> [THE PROBLEM]: Skip any picture you find and retype all the remaining lines exactly.

> [DATA EXTRACT]:
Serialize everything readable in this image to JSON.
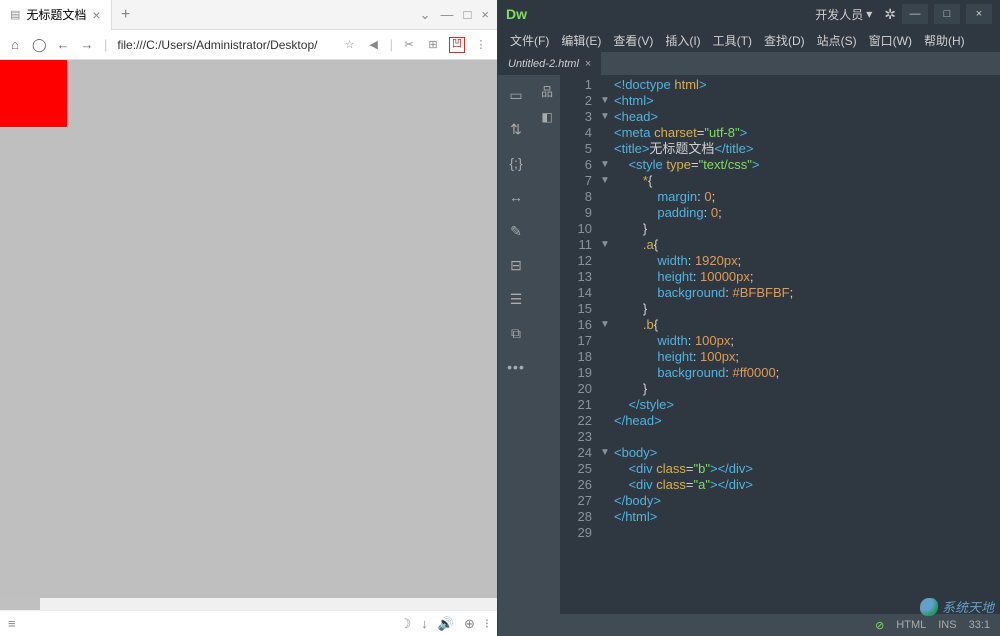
{
  "browser": {
    "tab_title": "无标题文档",
    "new_tab": "+",
    "tab_close": "×",
    "win_controls": {
      "restore": "⌄",
      "min": "—",
      "max": "□",
      "close": "×"
    },
    "nav": {
      "home": "⌂",
      "reload": "◯",
      "back": "←",
      "fwd": "→"
    },
    "url": "file:///C:/Users/Administrator/Desktop/",
    "addr_icons": {
      "star": "☆",
      "cut": "✂",
      "grid": "⊞",
      "pdf": "凹",
      "more": "⋮",
      "block": "◀"
    },
    "status": {
      "menu": "≡",
      "moon": "☽",
      "dl": "↓",
      "vol": "🔊",
      "zoom": "⊕",
      "more": "⁝"
    }
  },
  "dw": {
    "logo": "Dw",
    "workspace": "开发人员",
    "gear": "✲",
    "win": {
      "min": "—",
      "max": "□",
      "close": "×"
    },
    "menu": [
      "文件(F)",
      "编辑(E)",
      "查看(V)",
      "插入(I)",
      "工具(T)",
      "查找(D)",
      "站点(S)",
      "窗口(W)",
      "帮助(H)"
    ],
    "doc_tab": "Untitled-2.html",
    "doc_close": "×",
    "tools": [
      "▭",
      "⇅",
      "{;}",
      "↔",
      "✎",
      "⊟",
      "☰",
      "⧉"
    ],
    "tools_dots": "•••",
    "gut2": [
      "品",
      "◧"
    ],
    "status": {
      "ok": "⊘",
      "lang": "HTML",
      "ins": "INS",
      "pos": "33:1"
    }
  },
  "code": {
    "lines": [
      {
        "n": 1,
        "f": "",
        "h": "<span class='t-tag'>&lt;!doctype</span> <span class='t-attr'>html</span><span class='t-tag'>&gt;</span>"
      },
      {
        "n": 2,
        "f": "▼",
        "h": "<span class='t-tag'>&lt;html&gt;</span>"
      },
      {
        "n": 3,
        "f": "▼",
        "h": "<span class='t-tag'>&lt;head&gt;</span>"
      },
      {
        "n": 4,
        "f": "",
        "h": "<span class='t-tag'>&lt;meta</span> <span class='t-attr'>charset</span>=<span class='t-str'>\"utf-8\"</span><span class='t-tag'>&gt;</span>"
      },
      {
        "n": 5,
        "f": "",
        "h": "<span class='t-tag'>&lt;title&gt;</span><span class='t-text'>无标题文档</span><span class='t-tag'>&lt;/title&gt;</span>"
      },
      {
        "n": 6,
        "f": "▼",
        "h": "    <span class='t-tag'>&lt;style</span> <span class='t-attr'>type</span>=<span class='t-str'>\"text/css\"</span><span class='t-tag'>&gt;</span>"
      },
      {
        "n": 7,
        "f": "▼",
        "h": "        <span class='t-sel'>*</span>{"
      },
      {
        "n": 8,
        "f": "",
        "h": "            <span class='t-prop'>margin</span>: <span class='t-num'>0</span>;"
      },
      {
        "n": 9,
        "f": "",
        "h": "            <span class='t-prop'>padding</span>: <span class='t-num'>0</span>;"
      },
      {
        "n": 10,
        "f": "",
        "h": "        }"
      },
      {
        "n": 11,
        "f": "▼",
        "h": "        <span class='t-sel'>.a</span>{"
      },
      {
        "n": 12,
        "f": "",
        "h": "            <span class='t-prop'>width</span>: <span class='t-num'>1920px</span>;"
      },
      {
        "n": 13,
        "f": "",
        "h": "            <span class='t-prop'>height</span>: <span class='t-num'>10000px</span>;"
      },
      {
        "n": 14,
        "f": "",
        "h": "            <span class='t-prop'>background</span>: <span class='t-val'>#BFBFBF</span>;"
      },
      {
        "n": 15,
        "f": "",
        "h": "        }"
      },
      {
        "n": 16,
        "f": "▼",
        "h": "        <span class='t-sel'>.b</span>{"
      },
      {
        "n": 17,
        "f": "",
        "h": "            <span class='t-prop'>width</span>: <span class='t-num'>100px</span>;"
      },
      {
        "n": 18,
        "f": "",
        "h": "            <span class='t-prop'>height</span>: <span class='t-num'>100px</span>;"
      },
      {
        "n": 19,
        "f": "",
        "h": "            <span class='t-prop'>background</span>: <span class='t-val'>#ff0000</span>;"
      },
      {
        "n": 20,
        "f": "",
        "h": "        }"
      },
      {
        "n": 21,
        "f": "",
        "h": "    <span class='t-tag'>&lt;/style&gt;</span>"
      },
      {
        "n": 22,
        "f": "",
        "h": "<span class='t-tag'>&lt;/head&gt;</span>"
      },
      {
        "n": 23,
        "f": "",
        "h": ""
      },
      {
        "n": 24,
        "f": "▼",
        "h": "<span class='t-tag'>&lt;body&gt;</span>"
      },
      {
        "n": 25,
        "f": "",
        "h": "    <span class='t-tag'>&lt;div</span> <span class='t-attr'>class</span>=<span class='t-str'>\"b\"</span><span class='t-tag'>&gt;&lt;/div&gt;</span>"
      },
      {
        "n": 26,
        "f": "",
        "h": "    <span class='t-tag'>&lt;div</span> <span class='t-attr'>class</span>=<span class='t-str'>\"a\"</span><span class='t-tag'>&gt;&lt;/div&gt;</span>"
      },
      {
        "n": 27,
        "f": "",
        "h": "<span class='t-tag'>&lt;/body&gt;</span>"
      },
      {
        "n": 28,
        "f": "",
        "h": "<span class='t-tag'>&lt;/html&gt;</span>"
      },
      {
        "n": 29,
        "f": "",
        "h": ""
      }
    ]
  },
  "watermark": "系统天地"
}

> [RESPONSE]:
Serialize everything readable in this image to JSON.
{
  "browser": {
    "tab_title": "无标题文档",
    "new_tab": "+",
    "tab_close": "×",
    "win_controls": {
      "restore": "⌄",
      "min": "—",
      "max": "□",
      "close": "×"
    },
    "nav": {
      "home": "⌂",
      "reload": "◯",
      "back": "←",
      "fwd": "→"
    },
    "url": "file:///C:/Users/Administrator/Desktop/",
    "addr_icons": {
      "star": "☆",
      "cut": "✂",
      "grid": "⊞",
      "pdf": "凹",
      "more": "⋮",
      "block": "◀"
    },
    "status": {
      "menu": "≡",
      "moon": "☽",
      "dl": "↓",
      "vol": "🔊",
      "zoom": "⊕",
      "more": "⁝"
    }
  },
  "dw": {
    "logo": "Dw",
    "workspace": "开发人员",
    "gear": "✲",
    "win": {
      "min": "—",
      "max": "□",
      "close": "×"
    },
    "menu": [
      "文件(F)",
      "编辑(E)",
      "查看(V)",
      "插入(I)",
      "工具(T)",
      "查找(D)",
      "站点(S)",
      "窗口(W)",
      "帮助(H)"
    ],
    "doc_tab": "Untitled-2.html",
    "doc_close": "×",
    "tools": [
      "▭",
      "⇅",
      "{;}",
      "↔",
      "✎",
      "⊟",
      "☰",
      "⧉"
    ],
    "tools_dots": "•••",
    "gut2": [
      "品",
      "◧"
    ],
    "status": {
      "ok": "⊘",
      "lang": "HTML",
      "ins": "INS",
      "pos": "33:1"
    }
  },
  "code": {
    "lines": [
      {
        "n": 1,
        "f": "",
        "h": "<span class='t-tag'>&lt;!doctype</span> <span class='t-attr'>html</span><span class='t-tag'>&gt;</span>"
      },
      {
        "n": 2,
        "f": "▼",
        "h": "<span class='t-tag'>&lt;html&gt;</span>"
      },
      {
        "n": 3,
        "f": "▼",
        "h": "<span class='t-tag'>&lt;head&gt;</span>"
      },
      {
        "n": 4,
        "f": "",
        "h": "<span class='t-tag'>&lt;meta</span> <span class='t-attr'>charset</span>=<span class='t-str'>\"utf-8\"</span><span class='t-tag'>&gt;</span>"
      },
      {
        "n": 5,
        "f": "",
        "h": "<span class='t-tag'>&lt;title&gt;</span><span class='t-text'>无标题文档</span><span class='t-tag'>&lt;/title&gt;</span>"
      },
      {
        "n": 6,
        "f": "▼",
        "h": "    <span class='t-tag'>&lt;style</span> <span class='t-attr'>type</span>=<span class='t-str'>\"text/css\"</span><span class='t-tag'>&gt;</span>"
      },
      {
        "n": 7,
        "f": "▼",
        "h": "        <span class='t-sel'>*</span>{"
      },
      {
        "n": 8,
        "f": "",
        "h": "            <span class='t-prop'>margin</span>: <span class='t-num'>0</span>;"
      },
      {
        "n": 9,
        "f": "",
        "h": "            <span class='t-prop'>padding</span>: <span class='t-num'>0</span>;"
      },
      {
        "n": 10,
        "f": "",
        "h": "        }"
      },
      {
        "n": 11,
        "f": "▼",
        "h": "        <span class='t-sel'>.a</span>{"
      },
      {
        "n": 12,
        "f": "",
        "h": "            <span class='t-prop'>width</span>: <span class='t-num'>1920px</span>;"
      },
      {
        "n": 13,
        "f": "",
        "h": "            <span class='t-prop'>height</span>: <span class='t-num'>10000px</span>;"
      },
      {
        "n": 14,
        "f": "",
        "h": "            <span class='t-prop'>background</span>: <span class='t-val'>#BFBFBF</span>;"
      },
      {
        "n": 15,
        "f": "",
        "h": "        }"
      },
      {
        "n": 16,
        "f": "▼",
        "h": "        <span class='t-sel'>.b</span>{"
      },
      {
        "n": 17,
        "f": "",
        "h": "            <span class='t-prop'>width</span>: <span class='t-num'>100px</span>;"
      },
      {
        "n": 18,
        "f": "",
        "h": "            <span class='t-prop'>height</span>: <span class='t-num'>100px</span>;"
      },
      {
        "n": 19,
        "f": "",
        "h": "            <span class='t-prop'>background</span>: <span class='t-val'>#ff0000</span>;"
      },
      {
        "n": 20,
        "f": "",
        "h": "        }"
      },
      {
        "n": 21,
        "f": "",
        "h": "    <span class='t-tag'>&lt;/style&gt;</span>"
      },
      {
        "n": 22,
        "f": "",
        "h": "<span class='t-tag'>&lt;/head&gt;</span>"
      },
      {
        "n": 23,
        "f": "",
        "h": ""
      },
      {
        "n": 24,
        "f": "▼",
        "h": "<span class='t-tag'>&lt;body&gt;</span>"
      },
      {
        "n": 25,
        "f": "",
        "h": "    <span class='t-tag'>&lt;div</span> <span class='t-attr'>class</span>=<span class='t-str'>\"b\"</span><span class='t-tag'>&gt;&lt;/div&gt;</span>"
      },
      {
        "n": 26,
        "f": "",
        "h": "    <span class='t-tag'>&lt;div</span> <span class='t-attr'>class</span>=<span class='t-str'>\"a\"</span><span class='t-tag'>&gt;&lt;/div&gt;</span>"
      },
      {
        "n": 27,
        "f": "",
        "h": "<span class='t-tag'>&lt;/body&gt;</span>"
      },
      {
        "n": 28,
        "f": "",
        "h": "<span class='t-tag'>&lt;/html&gt;</span>"
      },
      {
        "n": 29,
        "f": "",
        "h": ""
      }
    ]
  },
  "watermark": "系统天地"
}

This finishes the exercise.